## Tasks to carry out
**A)** According to the Little Women review, what does Gerwig's film do that makes room for a new adaptation in 2019? Answer in one to three sentences.
**B)** Write out the stretch of the Little Women review from "Greta Gerwig’s announcement" through "ways that’s true.".

## Document segment

*** Begin section ***

Feature films of 19181933, and 1949.Source. Wikimedia Commons.

Greta Gerwig’s announcement of the movie Little Women” has made people in the film adaptation and literary circle trepidatious. 

Unlike the Gillian Armstrong-directed 1994 film, other adaptations like a television drama, Little Women (in 2017) had a tepid reception from the audience.

Do we need another film?

It’s easy to say that, in the current environment, where every film release is an adaptation, sequel or reboot, this cycle of the re-release is devoid of much creative ingenuity–and in some ways that’s true. 

Armstrong’s version of a fairly dull classic text is… fine? 

Do we really need another, a more millennial-friendly filmed version of this well-trodden text?

Gerwig’s film makes an ironclad case that, yes, there is room for a new Little Women adaptation in 2019. 

Gerwig’s Little Women

Gerwig’s Little Women is the rare film adaptation of a well-trodden text that seeks to reset it for the contemporary. And, though Gerwig keeps the story’s Civil War American setting, through her radial contemporary reading Gerwig actually:

  • elevates the material,
  • makes meta-textual commentary on it (and on our static reception of it), and 
  • creates something new from a story many of us have read the same way since we were tweens.

*** End section ***

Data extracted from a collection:
*** Begin section ***

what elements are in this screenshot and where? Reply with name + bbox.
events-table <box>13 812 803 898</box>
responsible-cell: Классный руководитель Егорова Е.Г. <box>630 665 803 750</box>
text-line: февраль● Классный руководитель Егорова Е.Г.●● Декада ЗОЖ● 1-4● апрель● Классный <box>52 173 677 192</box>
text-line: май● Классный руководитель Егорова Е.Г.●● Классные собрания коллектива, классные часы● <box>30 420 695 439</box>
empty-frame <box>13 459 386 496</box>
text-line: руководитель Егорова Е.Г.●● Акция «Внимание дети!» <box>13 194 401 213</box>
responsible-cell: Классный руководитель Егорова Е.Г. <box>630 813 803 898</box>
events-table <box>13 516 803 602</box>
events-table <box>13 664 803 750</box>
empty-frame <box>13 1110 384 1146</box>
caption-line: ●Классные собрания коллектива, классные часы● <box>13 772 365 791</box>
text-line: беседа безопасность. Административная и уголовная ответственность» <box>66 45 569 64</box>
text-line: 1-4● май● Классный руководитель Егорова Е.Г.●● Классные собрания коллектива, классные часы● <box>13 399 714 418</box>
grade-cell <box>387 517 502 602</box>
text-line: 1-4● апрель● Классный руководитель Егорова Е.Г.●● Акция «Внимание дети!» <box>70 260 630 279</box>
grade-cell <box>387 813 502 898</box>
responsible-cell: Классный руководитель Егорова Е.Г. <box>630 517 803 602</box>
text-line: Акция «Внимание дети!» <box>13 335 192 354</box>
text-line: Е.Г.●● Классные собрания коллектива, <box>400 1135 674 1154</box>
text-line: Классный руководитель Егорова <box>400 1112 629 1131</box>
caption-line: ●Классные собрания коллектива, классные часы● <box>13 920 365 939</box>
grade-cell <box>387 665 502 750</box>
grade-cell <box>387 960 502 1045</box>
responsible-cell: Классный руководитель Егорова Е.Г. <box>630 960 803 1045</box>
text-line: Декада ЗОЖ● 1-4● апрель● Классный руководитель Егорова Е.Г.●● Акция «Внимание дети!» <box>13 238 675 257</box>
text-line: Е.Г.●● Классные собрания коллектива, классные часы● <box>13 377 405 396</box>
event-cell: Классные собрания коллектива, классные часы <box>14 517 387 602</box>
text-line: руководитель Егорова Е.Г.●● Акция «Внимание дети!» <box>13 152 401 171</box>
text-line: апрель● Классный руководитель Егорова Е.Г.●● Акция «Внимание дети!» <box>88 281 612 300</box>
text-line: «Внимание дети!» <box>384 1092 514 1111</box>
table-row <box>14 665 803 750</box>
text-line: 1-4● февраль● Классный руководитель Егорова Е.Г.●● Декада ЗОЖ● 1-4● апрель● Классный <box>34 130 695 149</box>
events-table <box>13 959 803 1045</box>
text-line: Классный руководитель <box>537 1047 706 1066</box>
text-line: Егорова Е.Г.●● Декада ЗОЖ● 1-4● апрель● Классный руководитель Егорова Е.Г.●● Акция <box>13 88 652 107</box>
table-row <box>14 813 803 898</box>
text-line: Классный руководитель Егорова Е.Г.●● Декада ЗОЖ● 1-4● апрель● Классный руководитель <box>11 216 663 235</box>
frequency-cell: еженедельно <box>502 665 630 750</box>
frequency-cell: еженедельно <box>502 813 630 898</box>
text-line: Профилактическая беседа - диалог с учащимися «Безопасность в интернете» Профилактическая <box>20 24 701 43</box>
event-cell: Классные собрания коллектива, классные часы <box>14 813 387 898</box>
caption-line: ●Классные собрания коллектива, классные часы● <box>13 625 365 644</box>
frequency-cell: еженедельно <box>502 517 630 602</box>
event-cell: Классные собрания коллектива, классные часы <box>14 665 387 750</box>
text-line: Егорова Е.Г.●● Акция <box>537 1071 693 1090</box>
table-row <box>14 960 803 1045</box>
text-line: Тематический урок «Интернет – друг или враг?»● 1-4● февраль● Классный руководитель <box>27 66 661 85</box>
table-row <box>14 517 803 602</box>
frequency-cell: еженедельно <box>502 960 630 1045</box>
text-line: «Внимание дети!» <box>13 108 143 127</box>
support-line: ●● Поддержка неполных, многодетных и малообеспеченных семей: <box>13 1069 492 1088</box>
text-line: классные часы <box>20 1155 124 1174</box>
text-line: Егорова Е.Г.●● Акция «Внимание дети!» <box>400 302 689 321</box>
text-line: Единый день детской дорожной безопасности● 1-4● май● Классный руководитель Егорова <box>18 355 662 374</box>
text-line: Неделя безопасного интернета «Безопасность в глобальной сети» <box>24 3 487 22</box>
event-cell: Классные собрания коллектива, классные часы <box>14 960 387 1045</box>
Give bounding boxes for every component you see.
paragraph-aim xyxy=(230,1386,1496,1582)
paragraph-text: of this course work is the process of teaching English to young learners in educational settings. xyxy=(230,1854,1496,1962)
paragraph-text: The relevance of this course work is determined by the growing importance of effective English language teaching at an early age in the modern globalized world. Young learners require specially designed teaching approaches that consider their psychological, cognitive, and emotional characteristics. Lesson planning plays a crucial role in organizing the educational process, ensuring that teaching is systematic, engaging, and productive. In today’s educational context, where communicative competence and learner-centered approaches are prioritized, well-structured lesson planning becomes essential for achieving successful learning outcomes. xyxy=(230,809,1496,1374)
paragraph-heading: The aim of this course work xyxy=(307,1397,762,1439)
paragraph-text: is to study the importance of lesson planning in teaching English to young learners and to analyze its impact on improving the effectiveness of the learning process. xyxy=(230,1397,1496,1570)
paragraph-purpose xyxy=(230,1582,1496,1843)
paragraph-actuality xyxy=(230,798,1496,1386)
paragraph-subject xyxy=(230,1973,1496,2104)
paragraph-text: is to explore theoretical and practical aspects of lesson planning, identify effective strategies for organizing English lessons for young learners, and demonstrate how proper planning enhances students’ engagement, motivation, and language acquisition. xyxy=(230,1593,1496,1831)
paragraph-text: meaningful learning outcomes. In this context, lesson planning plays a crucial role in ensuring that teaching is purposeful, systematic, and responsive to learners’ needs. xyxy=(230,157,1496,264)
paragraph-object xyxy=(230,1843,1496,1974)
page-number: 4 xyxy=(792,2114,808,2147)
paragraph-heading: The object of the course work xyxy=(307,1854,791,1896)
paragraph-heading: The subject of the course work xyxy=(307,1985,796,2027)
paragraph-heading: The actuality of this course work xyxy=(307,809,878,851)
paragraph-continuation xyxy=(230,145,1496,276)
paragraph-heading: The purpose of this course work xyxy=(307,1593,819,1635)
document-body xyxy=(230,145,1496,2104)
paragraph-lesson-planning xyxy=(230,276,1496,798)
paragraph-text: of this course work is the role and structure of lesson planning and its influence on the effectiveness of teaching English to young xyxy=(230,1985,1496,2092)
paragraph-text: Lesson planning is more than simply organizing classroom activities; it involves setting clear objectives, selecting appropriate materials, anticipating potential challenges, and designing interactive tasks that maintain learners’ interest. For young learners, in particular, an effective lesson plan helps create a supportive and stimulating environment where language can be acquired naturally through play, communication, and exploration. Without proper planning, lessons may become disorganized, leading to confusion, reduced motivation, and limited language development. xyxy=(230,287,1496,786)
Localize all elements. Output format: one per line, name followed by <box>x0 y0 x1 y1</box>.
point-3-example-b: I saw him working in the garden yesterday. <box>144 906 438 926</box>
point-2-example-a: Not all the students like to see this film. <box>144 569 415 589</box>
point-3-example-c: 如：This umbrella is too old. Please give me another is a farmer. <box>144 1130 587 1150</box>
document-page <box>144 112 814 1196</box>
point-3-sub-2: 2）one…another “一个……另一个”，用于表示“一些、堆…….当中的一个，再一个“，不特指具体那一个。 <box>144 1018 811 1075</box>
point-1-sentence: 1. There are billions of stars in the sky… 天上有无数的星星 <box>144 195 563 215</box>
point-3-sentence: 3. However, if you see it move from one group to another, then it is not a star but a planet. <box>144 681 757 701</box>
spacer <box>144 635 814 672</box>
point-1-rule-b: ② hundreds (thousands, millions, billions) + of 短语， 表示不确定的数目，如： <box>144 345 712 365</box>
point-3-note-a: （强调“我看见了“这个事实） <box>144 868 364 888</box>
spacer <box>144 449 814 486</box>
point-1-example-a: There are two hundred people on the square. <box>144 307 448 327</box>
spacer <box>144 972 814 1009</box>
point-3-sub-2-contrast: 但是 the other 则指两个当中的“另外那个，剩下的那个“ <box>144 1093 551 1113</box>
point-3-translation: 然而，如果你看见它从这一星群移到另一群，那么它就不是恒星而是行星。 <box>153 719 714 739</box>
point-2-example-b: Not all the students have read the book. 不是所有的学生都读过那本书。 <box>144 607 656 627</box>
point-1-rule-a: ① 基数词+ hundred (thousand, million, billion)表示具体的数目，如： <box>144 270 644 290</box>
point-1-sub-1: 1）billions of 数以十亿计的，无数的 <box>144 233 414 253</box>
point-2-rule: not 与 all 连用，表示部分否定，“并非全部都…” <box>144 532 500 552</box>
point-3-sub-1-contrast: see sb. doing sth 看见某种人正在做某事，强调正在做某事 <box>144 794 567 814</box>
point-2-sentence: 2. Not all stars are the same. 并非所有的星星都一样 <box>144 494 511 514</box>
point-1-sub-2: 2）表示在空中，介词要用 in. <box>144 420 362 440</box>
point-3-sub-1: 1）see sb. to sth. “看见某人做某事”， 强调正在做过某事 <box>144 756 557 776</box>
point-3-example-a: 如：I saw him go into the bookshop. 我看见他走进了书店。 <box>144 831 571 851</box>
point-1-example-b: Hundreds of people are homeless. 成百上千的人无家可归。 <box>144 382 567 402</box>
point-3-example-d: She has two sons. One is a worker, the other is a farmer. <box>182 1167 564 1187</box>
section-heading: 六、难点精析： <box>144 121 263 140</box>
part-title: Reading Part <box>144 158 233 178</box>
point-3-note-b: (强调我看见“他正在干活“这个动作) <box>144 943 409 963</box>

*** End section ***

## Your responses
**A)** Gerwig's film resets the well-trodden text for the contemporary. It keeps the Civil War American setting, but through a contemporary reading it elevates the material and makes meta-textual commentary on it and on our static reception of it. It also creates something new from a story many have read the same way since they were tweens.

**B)**
Greta Gerwig’s announcement of the movie Little Women” has made people in the film adaptation and literary circle trepidatious. 

Unlike the Gillian Armstrong-directed 1994 film, other adaptations like a television drama, Little Women (in 2017) had a tepid reception from the audience.

Do we need another film?

It’s easy to say that, in the current environment, where every film release is an adaptation, sequel or reboot, this cycle of the re-release is devoid of much creative ingenuity–and in some ways that’s true.